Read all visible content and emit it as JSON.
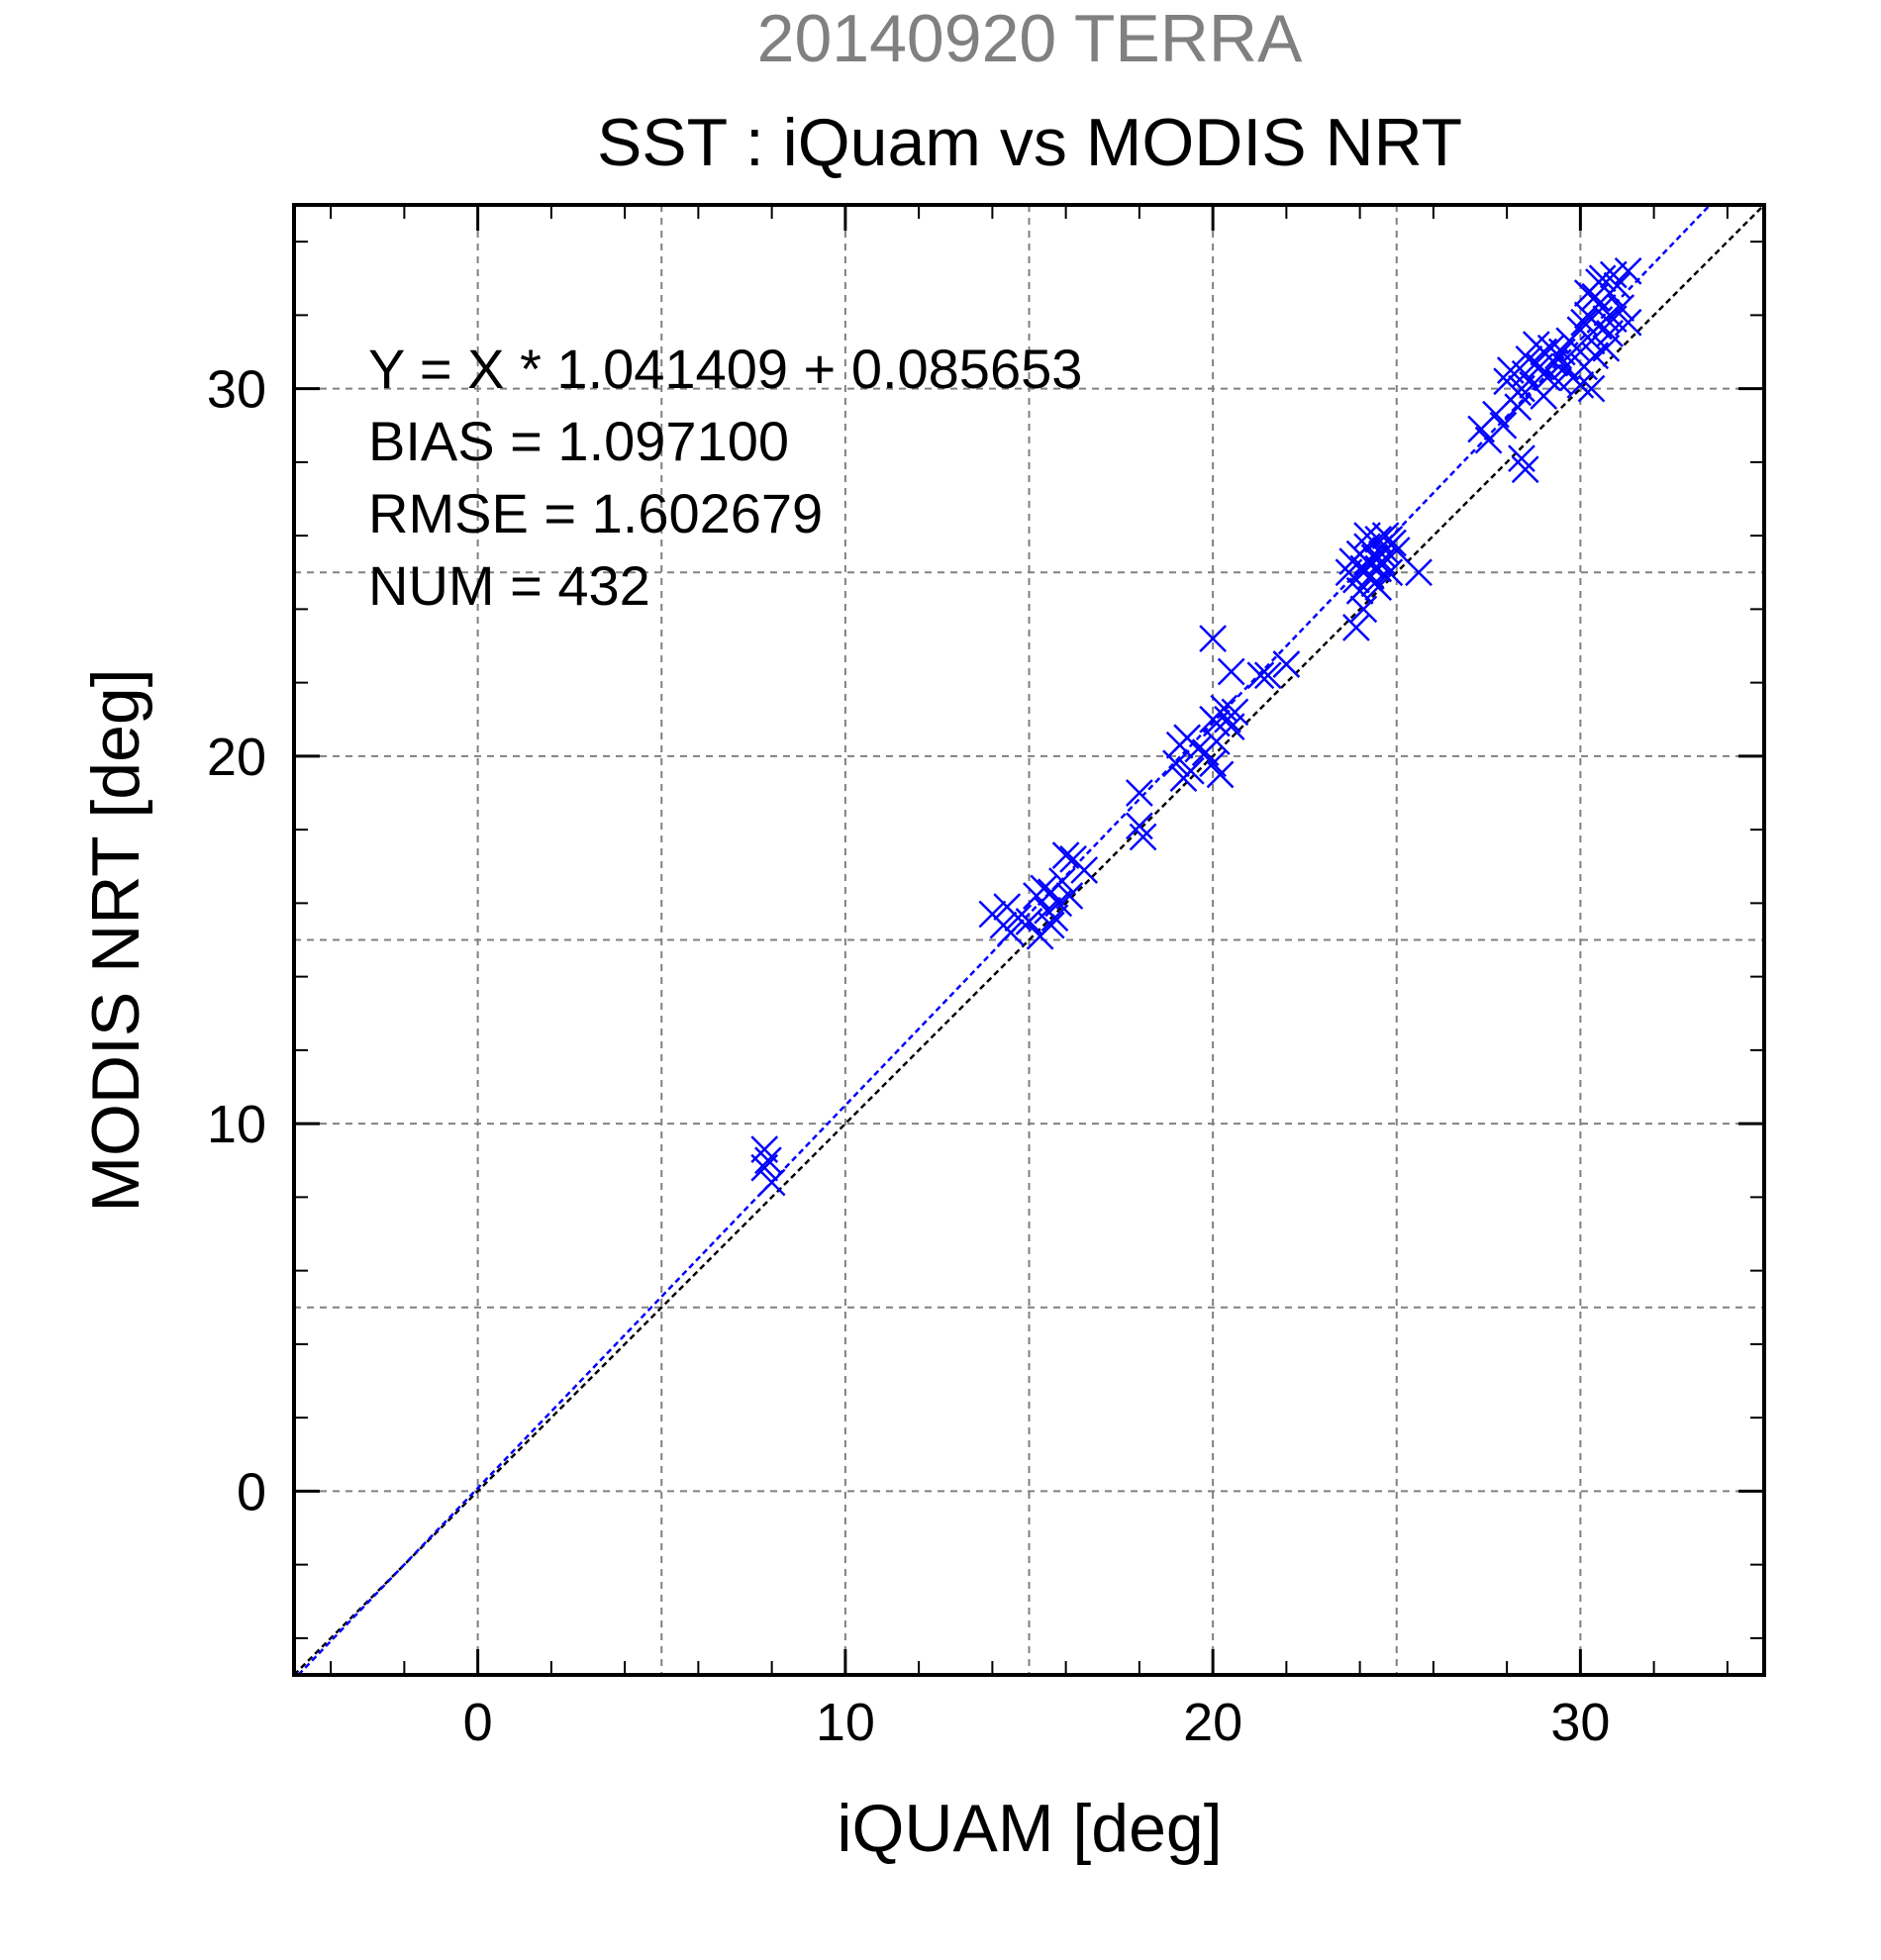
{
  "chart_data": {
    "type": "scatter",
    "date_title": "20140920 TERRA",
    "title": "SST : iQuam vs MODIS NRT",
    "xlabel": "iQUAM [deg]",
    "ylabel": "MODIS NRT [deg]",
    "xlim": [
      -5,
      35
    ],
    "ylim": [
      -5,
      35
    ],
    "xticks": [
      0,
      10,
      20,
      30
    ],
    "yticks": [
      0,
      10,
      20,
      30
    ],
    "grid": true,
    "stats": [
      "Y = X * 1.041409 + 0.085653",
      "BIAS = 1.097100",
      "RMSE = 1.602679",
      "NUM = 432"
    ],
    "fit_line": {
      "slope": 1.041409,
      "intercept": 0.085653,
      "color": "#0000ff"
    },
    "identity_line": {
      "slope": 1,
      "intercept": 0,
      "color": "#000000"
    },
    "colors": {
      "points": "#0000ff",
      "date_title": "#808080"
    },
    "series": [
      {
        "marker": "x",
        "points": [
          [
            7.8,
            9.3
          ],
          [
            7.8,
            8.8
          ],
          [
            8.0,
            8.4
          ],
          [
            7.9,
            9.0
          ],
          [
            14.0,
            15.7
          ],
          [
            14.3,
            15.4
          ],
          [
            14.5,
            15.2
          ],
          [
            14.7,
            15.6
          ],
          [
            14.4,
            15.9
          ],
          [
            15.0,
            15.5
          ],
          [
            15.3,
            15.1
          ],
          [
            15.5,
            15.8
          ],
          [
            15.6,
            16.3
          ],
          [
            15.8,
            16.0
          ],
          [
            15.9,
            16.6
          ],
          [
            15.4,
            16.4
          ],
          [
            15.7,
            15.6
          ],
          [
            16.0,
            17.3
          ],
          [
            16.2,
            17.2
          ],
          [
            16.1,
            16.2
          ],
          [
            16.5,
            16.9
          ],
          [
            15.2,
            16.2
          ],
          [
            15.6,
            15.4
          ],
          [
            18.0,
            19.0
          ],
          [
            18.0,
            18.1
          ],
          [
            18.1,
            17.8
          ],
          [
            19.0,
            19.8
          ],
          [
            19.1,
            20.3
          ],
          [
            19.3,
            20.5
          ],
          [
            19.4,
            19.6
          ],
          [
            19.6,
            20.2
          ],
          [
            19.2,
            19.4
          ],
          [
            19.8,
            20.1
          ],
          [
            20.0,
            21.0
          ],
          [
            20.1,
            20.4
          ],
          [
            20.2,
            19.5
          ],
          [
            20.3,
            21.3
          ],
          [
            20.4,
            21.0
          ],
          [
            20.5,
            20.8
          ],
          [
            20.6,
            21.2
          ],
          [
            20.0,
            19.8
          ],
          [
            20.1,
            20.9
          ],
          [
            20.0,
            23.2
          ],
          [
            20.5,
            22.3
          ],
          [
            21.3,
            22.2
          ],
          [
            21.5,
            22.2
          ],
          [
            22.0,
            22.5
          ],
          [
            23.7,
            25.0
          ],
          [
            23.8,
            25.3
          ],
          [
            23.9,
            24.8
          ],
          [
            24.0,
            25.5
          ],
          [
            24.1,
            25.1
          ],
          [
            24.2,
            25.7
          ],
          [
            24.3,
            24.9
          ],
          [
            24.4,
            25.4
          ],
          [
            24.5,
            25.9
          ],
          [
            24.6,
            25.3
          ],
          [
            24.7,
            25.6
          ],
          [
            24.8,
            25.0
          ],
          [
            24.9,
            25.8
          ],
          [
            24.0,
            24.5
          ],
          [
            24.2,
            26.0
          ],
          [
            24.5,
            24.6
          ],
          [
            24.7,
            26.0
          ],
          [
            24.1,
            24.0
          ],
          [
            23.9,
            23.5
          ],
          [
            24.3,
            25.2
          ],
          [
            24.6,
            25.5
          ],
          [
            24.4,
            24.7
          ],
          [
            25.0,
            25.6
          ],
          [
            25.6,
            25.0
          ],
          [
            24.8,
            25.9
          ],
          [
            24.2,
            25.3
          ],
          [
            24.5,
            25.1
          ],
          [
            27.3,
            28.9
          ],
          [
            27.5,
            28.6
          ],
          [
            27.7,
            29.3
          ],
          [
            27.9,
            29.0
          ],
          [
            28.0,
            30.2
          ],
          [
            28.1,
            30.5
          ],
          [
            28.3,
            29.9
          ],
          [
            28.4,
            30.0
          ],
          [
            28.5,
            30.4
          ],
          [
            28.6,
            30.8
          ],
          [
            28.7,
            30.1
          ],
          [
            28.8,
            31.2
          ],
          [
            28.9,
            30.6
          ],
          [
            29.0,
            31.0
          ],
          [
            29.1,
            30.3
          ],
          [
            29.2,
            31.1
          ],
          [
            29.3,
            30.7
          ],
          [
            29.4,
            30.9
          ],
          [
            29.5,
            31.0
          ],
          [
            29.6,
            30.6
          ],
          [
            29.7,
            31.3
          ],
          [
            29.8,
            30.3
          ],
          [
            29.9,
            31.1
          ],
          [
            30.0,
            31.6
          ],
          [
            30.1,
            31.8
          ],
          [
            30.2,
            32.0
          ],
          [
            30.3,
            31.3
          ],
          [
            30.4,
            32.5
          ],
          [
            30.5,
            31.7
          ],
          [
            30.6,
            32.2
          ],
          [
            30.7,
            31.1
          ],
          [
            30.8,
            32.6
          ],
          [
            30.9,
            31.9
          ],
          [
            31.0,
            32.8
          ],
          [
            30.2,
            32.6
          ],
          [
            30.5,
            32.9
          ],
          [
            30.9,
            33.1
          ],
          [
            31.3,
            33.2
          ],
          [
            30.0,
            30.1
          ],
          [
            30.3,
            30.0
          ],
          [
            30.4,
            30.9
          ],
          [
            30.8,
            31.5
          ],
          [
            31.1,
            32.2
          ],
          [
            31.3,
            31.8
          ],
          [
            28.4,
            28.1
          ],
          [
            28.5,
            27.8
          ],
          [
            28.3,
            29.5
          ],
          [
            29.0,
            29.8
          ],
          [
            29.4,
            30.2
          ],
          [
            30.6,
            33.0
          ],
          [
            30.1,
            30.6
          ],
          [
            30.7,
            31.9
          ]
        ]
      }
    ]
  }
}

******

Description of the task => Copy every record above exactly, leaving out the pictures.

Complete output =>
Read all visible content and emit it as JSON.
{
  "chart_data": {
    "type": "scatter",
    "date_title": "20140920 TERRA",
    "title": "SST : iQuam vs MODIS NRT",
    "xlabel": "iQUAM [deg]",
    "ylabel": "MODIS NRT [deg]",
    "xlim": [
      -5,
      35
    ],
    "ylim": [
      -5,
      35
    ],
    "xticks": [
      0,
      10,
      20,
      30
    ],
    "yticks": [
      0,
      10,
      20,
      30
    ],
    "grid": true,
    "stats": [
      "Y = X * 1.041409 + 0.085653",
      "BIAS = 1.097100",
      "RMSE = 1.602679",
      "NUM = 432"
    ],
    "fit_line": {
      "slope": 1.041409,
      "intercept": 0.085653,
      "color": "#0000ff"
    },
    "identity_line": {
      "slope": 1,
      "intercept": 0,
      "color": "#000000"
    },
    "colors": {
      "points": "#0000ff",
      "date_title": "#808080"
    },
    "series": [
      {
        "marker": "x",
        "points": [
          [
            7.8,
            9.3
          ],
          [
            7.8,
            8.8
          ],
          [
            8.0,
            8.4
          ],
          [
            7.9,
            9.0
          ],
          [
            14.0,
            15.7
          ],
          [
            14.3,
            15.4
          ],
          [
            14.5,
            15.2
          ],
          [
            14.7,
            15.6
          ],
          [
            14.4,
            15.9
          ],
          [
            15.0,
            15.5
          ],
          [
            15.3,
            15.1
          ],
          [
            15.5,
            15.8
          ],
          [
            15.6,
            16.3
          ],
          [
            15.8,
            16.0
          ],
          [
            15.9,
            16.6
          ],
          [
            15.4,
            16.4
          ],
          [
            15.7,
            15.6
          ],
          [
            16.0,
            17.3
          ],
          [
            16.2,
            17.2
          ],
          [
            16.1,
            16.2
          ],
          [
            16.5,
            16.9
          ],
          [
            15.2,
            16.2
          ],
          [
            15.6,
            15.4
          ],
          [
            18.0,
            19.0
          ],
          [
            18.0,
            18.1
          ],
          [
            18.1,
            17.8
          ],
          [
            19.0,
            19.8
          ],
          [
            19.1,
            20.3
          ],
          [
            19.3,
            20.5
          ],
          [
            19.4,
            19.6
          ],
          [
            19.6,
            20.2
          ],
          [
            19.2,
            19.4
          ],
          [
            19.8,
            20.1
          ],
          [
            20.0,
            21.0
          ],
          [
            20.1,
            20.4
          ],
          [
            20.2,
            19.5
          ],
          [
            20.3,
            21.3
          ],
          [
            20.4,
            21.0
          ],
          [
            20.5,
            20.8
          ],
          [
            20.6,
            21.2
          ],
          [
            20.0,
            19.8
          ],
          [
            20.1,
            20.9
          ],
          [
            20.0,
            23.2
          ],
          [
            20.5,
            22.3
          ],
          [
            21.3,
            22.2
          ],
          [
            21.5,
            22.2
          ],
          [
            22.0,
            22.5
          ],
          [
            23.7,
            25.0
          ],
          [
            23.8,
            25.3
          ],
          [
            23.9,
            24.8
          ],
          [
            24.0,
            25.5
          ],
          [
            24.1,
            25.1
          ],
          [
            24.2,
            25.7
          ],
          [
            24.3,
            24.9
          ],
          [
            24.4,
            25.4
          ],
          [
            24.5,
            25.9
          ],
          [
            24.6,
            25.3
          ],
          [
            24.7,
            25.6
          ],
          [
            24.8,
            25.0
          ],
          [
            24.9,
            25.8
          ],
          [
            24.0,
            24.5
          ],
          [
            24.2,
            26.0
          ],
          [
            24.5,
            24.6
          ],
          [
            24.7,
            26.0
          ],
          [
            24.1,
            24.0
          ],
          [
            23.9,
            23.5
          ],
          [
            24.3,
            25.2
          ],
          [
            24.6,
            25.5
          ],
          [
            24.4,
            24.7
          ],
          [
            25.0,
            25.6
          ],
          [
            25.6,
            25.0
          ],
          [
            24.8,
            25.9
          ],
          [
            24.2,
            25.3
          ],
          [
            24.5,
            25.1
          ],
          [
            27.3,
            28.9
          ],
          [
            27.5,
            28.6
          ],
          [
            27.7,
            29.3
          ],
          [
            27.9,
            29.0
          ],
          [
            28.0,
            30.2
          ],
          [
            28.1,
            30.5
          ],
          [
            28.3,
            29.9
          ],
          [
            28.4,
            30.0
          ],
          [
            28.5,
            30.4
          ],
          [
            28.6,
            30.8
          ],
          [
            28.7,
            30.1
          ],
          [
            28.8,
            31.2
          ],
          [
            28.9,
            30.6
          ],
          [
            29.0,
            31.0
          ],
          [
            29.1,
            30.3
          ],
          [
            29.2,
            31.1
          ],
          [
            29.3,
            30.7
          ],
          [
            29.4,
            30.9
          ],
          [
            29.5,
            31.0
          ],
          [
            29.6,
            30.6
          ],
          [
            29.7,
            31.3
          ],
          [
            29.8,
            30.3
          ],
          [
            29.9,
            31.1
          ],
          [
            30.0,
            31.6
          ],
          [
            30.1,
            31.8
          ],
          [
            30.2,
            32.0
          ],
          [
            30.3,
            31.3
          ],
          [
            30.4,
            32.5
          ],
          [
            30.5,
            31.7
          ],
          [
            30.6,
            32.2
          ],
          [
            30.7,
            31.1
          ],
          [
            30.8,
            32.6
          ],
          [
            30.9,
            31.9
          ],
          [
            31.0,
            32.8
          ],
          [
            30.2,
            32.6
          ],
          [
            30.5,
            32.9
          ],
          [
            30.9,
            33.1
          ],
          [
            31.3,
            33.2
          ],
          [
            30.0,
            30.1
          ],
          [
            30.3,
            30.0
          ],
          [
            30.4,
            30.9
          ],
          [
            30.8,
            31.5
          ],
          [
            31.1,
            32.2
          ],
          [
            31.3,
            31.8
          ],
          [
            28.4,
            28.1
          ],
          [
            28.5,
            27.8
          ],
          [
            28.3,
            29.5
          ],
          [
            29.0,
            29.8
          ],
          [
            29.4,
            30.2
          ],
          [
            30.6,
            33.0
          ],
          [
            30.1,
            30.6
          ],
          [
            30.7,
            31.9
          ]
        ]
      }
    ]
  }
}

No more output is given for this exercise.